### What to produce
Among the entries, which lines carry the string "color"? Copy each of them.

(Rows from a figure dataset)
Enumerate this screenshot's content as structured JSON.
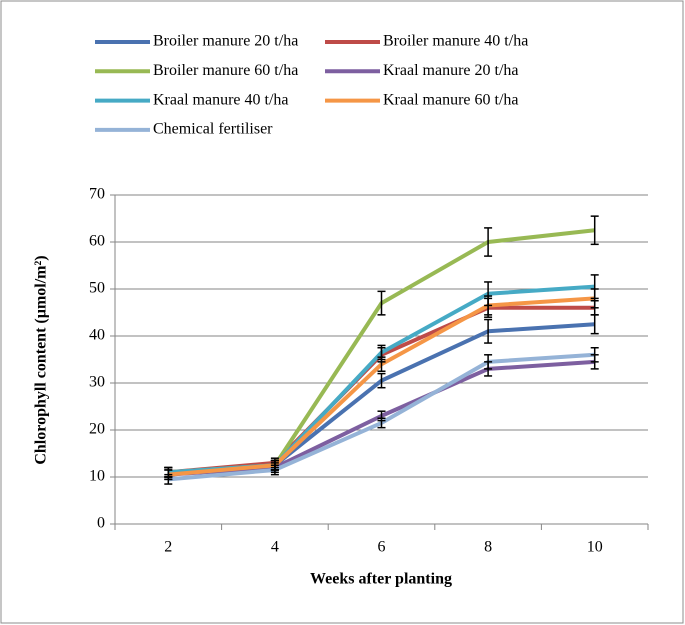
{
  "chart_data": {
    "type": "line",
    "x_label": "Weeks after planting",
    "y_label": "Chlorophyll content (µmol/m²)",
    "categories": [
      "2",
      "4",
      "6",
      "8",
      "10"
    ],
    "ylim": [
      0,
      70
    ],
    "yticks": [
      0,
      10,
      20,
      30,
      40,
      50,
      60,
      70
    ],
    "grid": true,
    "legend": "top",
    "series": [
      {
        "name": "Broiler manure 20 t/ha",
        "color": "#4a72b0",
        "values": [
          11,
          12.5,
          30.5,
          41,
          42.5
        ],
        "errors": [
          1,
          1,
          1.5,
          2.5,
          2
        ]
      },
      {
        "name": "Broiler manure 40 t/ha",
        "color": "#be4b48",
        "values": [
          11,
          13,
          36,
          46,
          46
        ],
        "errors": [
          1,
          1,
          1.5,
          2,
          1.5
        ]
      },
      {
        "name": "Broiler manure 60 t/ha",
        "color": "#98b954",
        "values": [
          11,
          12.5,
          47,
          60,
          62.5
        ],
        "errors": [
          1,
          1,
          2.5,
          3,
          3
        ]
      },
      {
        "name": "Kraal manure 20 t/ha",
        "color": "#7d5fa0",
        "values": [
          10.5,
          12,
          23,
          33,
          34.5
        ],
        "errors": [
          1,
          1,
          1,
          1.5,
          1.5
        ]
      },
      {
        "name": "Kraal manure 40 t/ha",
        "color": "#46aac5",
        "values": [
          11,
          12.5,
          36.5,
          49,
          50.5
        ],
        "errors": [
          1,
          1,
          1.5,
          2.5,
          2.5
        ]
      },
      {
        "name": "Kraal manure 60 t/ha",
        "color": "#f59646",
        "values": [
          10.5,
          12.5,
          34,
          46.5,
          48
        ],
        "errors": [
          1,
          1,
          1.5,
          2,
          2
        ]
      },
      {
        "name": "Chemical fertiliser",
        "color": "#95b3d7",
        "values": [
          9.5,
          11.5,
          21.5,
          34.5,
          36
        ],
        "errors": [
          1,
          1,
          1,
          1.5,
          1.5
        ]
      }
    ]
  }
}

### Output below
        "color": "#4a72b0",
        "color": "#be4b48",
        "color": "#98b954",
        "color": "#7d5fa0",
        "color": "#46aac5",
        "color": "#f59646",
        "color": "#95b3d7",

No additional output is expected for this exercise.